Go over the listing below line by line and tally those containing "JSON". Give only the tally.

Data entries:
- - - -

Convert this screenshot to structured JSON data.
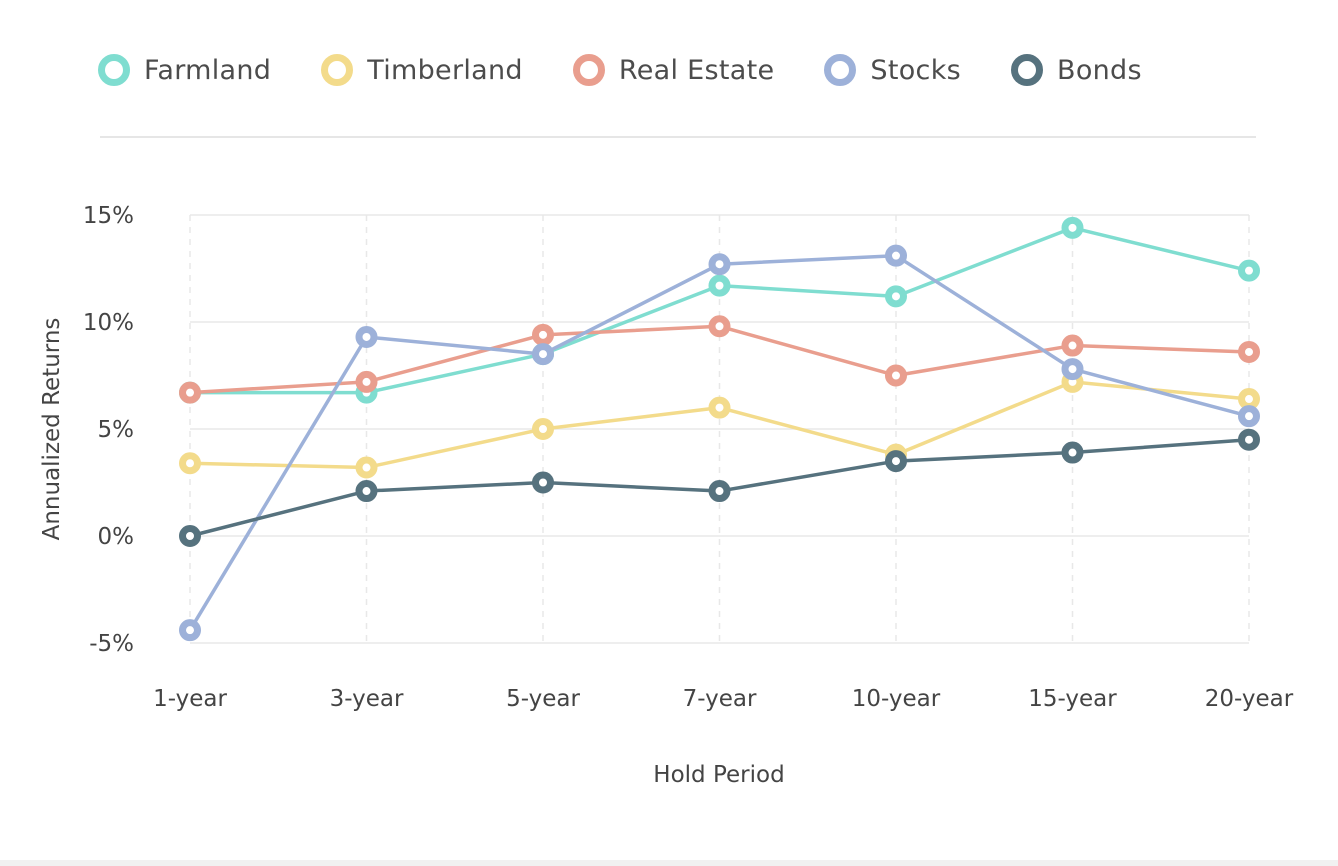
{
  "chart_data": {
    "type": "line",
    "title": "",
    "xlabel": "Hold Period",
    "ylabel": "Annualized Returns",
    "categories": [
      "1-year",
      "3-year",
      "5-year",
      "7-year",
      "10-year",
      "15-year",
      "20-year"
    ],
    "ylim": [
      -5,
      15
    ],
    "yticks": [
      15,
      10,
      5,
      0,
      -5
    ],
    "ytick_labels": [
      "15%",
      "10%",
      "5%",
      "0%",
      "-5%"
    ],
    "grid": true,
    "legend_position": "top-left",
    "series": [
      {
        "name": "Farmland",
        "color": "#7fddd0",
        "values": [
          6.7,
          6.7,
          8.5,
          11.7,
          11.2,
          14.4,
          12.4
        ]
      },
      {
        "name": "Timberland",
        "color": "#f3db8b",
        "values": [
          3.4,
          3.2,
          5.0,
          6.0,
          3.8,
          7.2,
          6.4
        ]
      },
      {
        "name": "Real Estate",
        "color": "#e99e8e",
        "values": [
          6.7,
          7.2,
          9.4,
          9.8,
          7.5,
          8.9,
          8.6
        ]
      },
      {
        "name": "Stocks",
        "color": "#9db1d9",
        "values": [
          -4.4,
          9.3,
          8.5,
          12.7,
          13.1,
          7.8,
          5.6
        ]
      },
      {
        "name": "Bonds",
        "color": "#56727e",
        "values": [
          0.0,
          2.1,
          2.5,
          2.1,
          3.5,
          3.9,
          4.5
        ]
      }
    ]
  }
}
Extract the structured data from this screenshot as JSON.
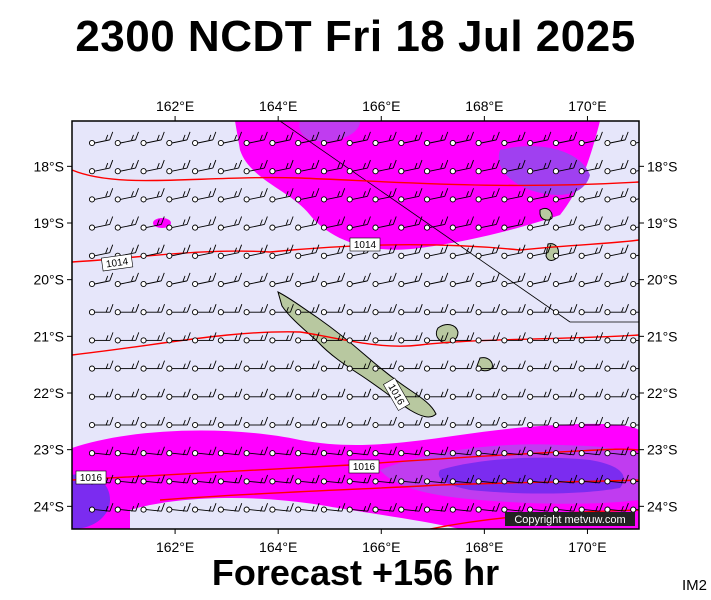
{
  "title": "2300 NCDT Fri 18 Jul 2025",
  "footer": "Forecast +156 hr",
  "image_code": "IM2",
  "copyright": "Copyright metvuw.com",
  "map": {
    "lon_range": [
      160.0,
      171.0
    ],
    "lat_range": [
      -24.4,
      -17.2
    ],
    "lon_ticks": [
      "162°E",
      "164°E",
      "166°E",
      "168°E",
      "170°E"
    ],
    "lat_ticks": [
      "18°S",
      "19°S",
      "20°S",
      "21°S",
      "22°S",
      "23°S",
      "24°S"
    ],
    "isobar_labels": [
      "1014",
      "1014",
      "1016",
      "1016",
      "1016"
    ],
    "colors": {
      "ocean": "#e6e6fa",
      "rain_light": "#ff00ff",
      "rain_mid": "#c03cf0",
      "rain_heavy": "#7b2cf0",
      "isobar": "#ff0000",
      "land": "#b8c8a0"
    }
  }
}
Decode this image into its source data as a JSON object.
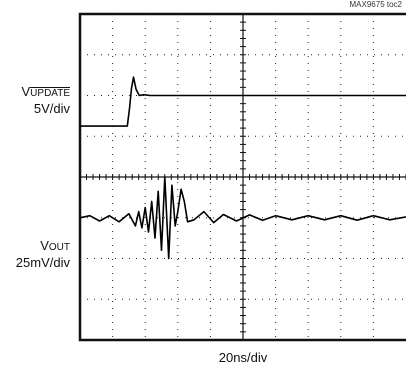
{
  "figure_id": "MAX9675 toc2",
  "chart_data": {
    "type": "line",
    "title": "",
    "xlabel": "20ns/div",
    "ylabel": "",
    "grid": true,
    "x_divisions": 10,
    "y_divisions": 8,
    "channels": [
      {
        "id": "ch1",
        "label_prefix": "V",
        "label_sub": "UPDATE",
        "label_sub_overline": true,
        "scale": "5V/div",
        "points": [
          [
            0.0,
            2.75
          ],
          [
            1.35,
            2.75
          ],
          [
            1.45,
            2.75
          ],
          [
            1.52,
            2.3
          ],
          [
            1.58,
            1.82
          ],
          [
            1.64,
            1.55
          ],
          [
            1.72,
            1.85
          ],
          [
            1.82,
            2.0
          ],
          [
            1.95,
            1.98
          ],
          [
            2.15,
            2.0
          ],
          [
            10.0,
            2.0
          ]
        ]
      },
      {
        "id": "ch2",
        "label_prefix": "V",
        "label_sub": "OUT",
        "label_sub_overline": false,
        "scale": "25mV/div",
        "points": [
          [
            0.0,
            5.0
          ],
          [
            0.3,
            4.95
          ],
          [
            0.6,
            5.08
          ],
          [
            0.9,
            4.95
          ],
          [
            1.2,
            5.1
          ],
          [
            1.5,
            4.9
          ],
          [
            1.7,
            5.2
          ],
          [
            1.8,
            4.85
          ],
          [
            1.9,
            5.25
          ],
          [
            2.0,
            4.75
          ],
          [
            2.1,
            5.35
          ],
          [
            2.2,
            4.6
          ],
          [
            2.3,
            5.5
          ],
          [
            2.4,
            4.35
          ],
          [
            2.5,
            5.8
          ],
          [
            2.6,
            4.0
          ],
          [
            2.72,
            6.0
          ],
          [
            2.82,
            4.2
          ],
          [
            2.92,
            5.2
          ],
          [
            3.0,
            4.85
          ],
          [
            3.1,
            4.3
          ],
          [
            3.2,
            4.6
          ],
          [
            3.3,
            5.1
          ],
          [
            3.5,
            5.05
          ],
          [
            3.8,
            4.85
          ],
          [
            4.1,
            5.12
          ],
          [
            4.4,
            4.92
          ],
          [
            4.8,
            5.08
          ],
          [
            5.2,
            4.93
          ],
          [
            5.6,
            5.06
          ],
          [
            6.0,
            4.95
          ],
          [
            6.5,
            5.05
          ],
          [
            7.0,
            4.95
          ],
          [
            7.5,
            5.05
          ],
          [
            8.0,
            4.95
          ],
          [
            8.5,
            5.06
          ],
          [
            9.0,
            4.95
          ],
          [
            9.5,
            5.05
          ],
          [
            10.0,
            4.98
          ]
        ]
      }
    ]
  }
}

- - - -

In response: 3